> **Exercise**: Pull out every line below containing the word "上分专题".

━━━━━━━━

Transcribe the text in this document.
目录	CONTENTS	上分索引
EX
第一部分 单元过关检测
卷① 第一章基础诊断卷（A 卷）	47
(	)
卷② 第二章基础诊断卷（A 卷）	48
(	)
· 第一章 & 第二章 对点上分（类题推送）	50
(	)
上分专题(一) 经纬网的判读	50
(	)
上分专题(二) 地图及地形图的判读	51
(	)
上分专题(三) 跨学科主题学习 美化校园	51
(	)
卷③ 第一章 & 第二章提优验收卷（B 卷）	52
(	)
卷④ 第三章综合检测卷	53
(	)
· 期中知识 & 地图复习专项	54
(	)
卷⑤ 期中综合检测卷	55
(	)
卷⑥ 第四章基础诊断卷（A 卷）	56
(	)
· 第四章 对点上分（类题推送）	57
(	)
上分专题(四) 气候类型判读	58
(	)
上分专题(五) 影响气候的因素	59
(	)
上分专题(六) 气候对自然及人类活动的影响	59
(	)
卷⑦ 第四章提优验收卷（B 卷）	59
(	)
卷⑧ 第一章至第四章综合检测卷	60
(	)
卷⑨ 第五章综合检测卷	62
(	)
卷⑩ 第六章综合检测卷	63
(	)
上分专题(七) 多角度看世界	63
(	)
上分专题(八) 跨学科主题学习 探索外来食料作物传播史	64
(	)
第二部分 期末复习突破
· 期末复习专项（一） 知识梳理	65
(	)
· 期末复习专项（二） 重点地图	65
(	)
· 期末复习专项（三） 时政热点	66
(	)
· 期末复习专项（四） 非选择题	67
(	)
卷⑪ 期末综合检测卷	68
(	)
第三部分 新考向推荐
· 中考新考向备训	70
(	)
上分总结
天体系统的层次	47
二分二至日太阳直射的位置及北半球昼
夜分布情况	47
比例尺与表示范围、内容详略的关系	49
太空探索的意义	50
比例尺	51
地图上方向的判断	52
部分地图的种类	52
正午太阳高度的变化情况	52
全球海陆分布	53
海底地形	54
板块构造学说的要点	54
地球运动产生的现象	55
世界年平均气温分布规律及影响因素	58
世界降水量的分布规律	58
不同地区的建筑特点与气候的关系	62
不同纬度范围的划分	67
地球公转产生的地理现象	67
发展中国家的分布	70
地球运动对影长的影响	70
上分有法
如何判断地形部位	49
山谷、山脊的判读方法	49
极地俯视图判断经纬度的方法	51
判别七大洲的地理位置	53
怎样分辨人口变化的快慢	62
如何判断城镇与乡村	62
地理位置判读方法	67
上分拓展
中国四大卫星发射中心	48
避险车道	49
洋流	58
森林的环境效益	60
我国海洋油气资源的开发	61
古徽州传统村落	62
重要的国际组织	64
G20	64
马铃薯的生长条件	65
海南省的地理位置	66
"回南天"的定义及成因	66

━━━━━━━━

> **Exercise result**:
上分专题(一) 经纬网的判读	50
上分专题(二) 地图及地形图的判读	51
上分专题(三) 跨学科主题学习 美化校园	51
上分专题(四) 气候类型判读	58
上分专题(五) 影响气候的因素	59
上分专题(六) 气候对自然及人类活动的影响	59
上分专题(七) 多角度看世界	63
上分专题(八) 跨学科主题学习 探索外来食料作物传播史	64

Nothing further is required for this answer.